:: Supplied information ::
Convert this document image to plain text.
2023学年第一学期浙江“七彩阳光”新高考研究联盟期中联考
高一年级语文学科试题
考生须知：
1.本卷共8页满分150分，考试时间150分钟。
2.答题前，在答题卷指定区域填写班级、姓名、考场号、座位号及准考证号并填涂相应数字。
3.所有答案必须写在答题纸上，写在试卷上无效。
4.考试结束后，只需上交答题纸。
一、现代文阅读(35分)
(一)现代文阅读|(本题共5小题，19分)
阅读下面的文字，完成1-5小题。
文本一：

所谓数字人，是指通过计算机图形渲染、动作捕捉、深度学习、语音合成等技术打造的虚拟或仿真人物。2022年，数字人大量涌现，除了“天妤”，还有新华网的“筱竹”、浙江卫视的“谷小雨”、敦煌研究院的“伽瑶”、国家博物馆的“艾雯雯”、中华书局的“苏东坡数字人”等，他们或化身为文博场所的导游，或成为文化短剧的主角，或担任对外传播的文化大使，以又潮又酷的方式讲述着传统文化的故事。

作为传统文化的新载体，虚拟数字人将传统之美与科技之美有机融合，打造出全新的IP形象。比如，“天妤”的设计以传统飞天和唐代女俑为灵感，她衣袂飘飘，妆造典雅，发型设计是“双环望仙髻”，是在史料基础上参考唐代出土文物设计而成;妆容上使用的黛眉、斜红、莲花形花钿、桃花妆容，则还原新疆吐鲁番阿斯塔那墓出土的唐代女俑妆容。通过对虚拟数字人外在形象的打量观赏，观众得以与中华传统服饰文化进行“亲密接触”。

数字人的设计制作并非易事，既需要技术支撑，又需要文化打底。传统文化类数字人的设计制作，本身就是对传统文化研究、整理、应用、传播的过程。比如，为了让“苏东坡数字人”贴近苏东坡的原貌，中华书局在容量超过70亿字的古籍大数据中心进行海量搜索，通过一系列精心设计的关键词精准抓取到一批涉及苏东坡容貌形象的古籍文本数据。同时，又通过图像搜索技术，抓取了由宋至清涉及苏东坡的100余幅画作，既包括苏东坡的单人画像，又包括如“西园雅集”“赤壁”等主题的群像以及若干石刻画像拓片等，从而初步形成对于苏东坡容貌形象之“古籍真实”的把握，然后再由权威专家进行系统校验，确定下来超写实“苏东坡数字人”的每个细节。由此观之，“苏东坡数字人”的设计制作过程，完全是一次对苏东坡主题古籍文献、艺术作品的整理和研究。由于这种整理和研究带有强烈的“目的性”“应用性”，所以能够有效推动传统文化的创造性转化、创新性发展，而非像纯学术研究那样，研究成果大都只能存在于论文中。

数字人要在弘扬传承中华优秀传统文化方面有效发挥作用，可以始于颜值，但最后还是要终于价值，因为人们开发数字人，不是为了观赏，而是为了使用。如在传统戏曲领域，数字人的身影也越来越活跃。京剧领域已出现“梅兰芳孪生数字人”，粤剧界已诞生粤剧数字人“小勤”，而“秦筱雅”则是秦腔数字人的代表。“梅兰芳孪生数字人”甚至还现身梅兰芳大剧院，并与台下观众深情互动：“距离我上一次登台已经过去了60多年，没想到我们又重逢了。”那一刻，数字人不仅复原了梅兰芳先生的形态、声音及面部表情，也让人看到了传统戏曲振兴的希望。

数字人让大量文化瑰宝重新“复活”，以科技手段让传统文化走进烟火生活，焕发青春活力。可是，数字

:: What is asked ::
Report how many lines include the word "苏东坡数字人". Give nothing but the number.

:: Solution to this task ::
2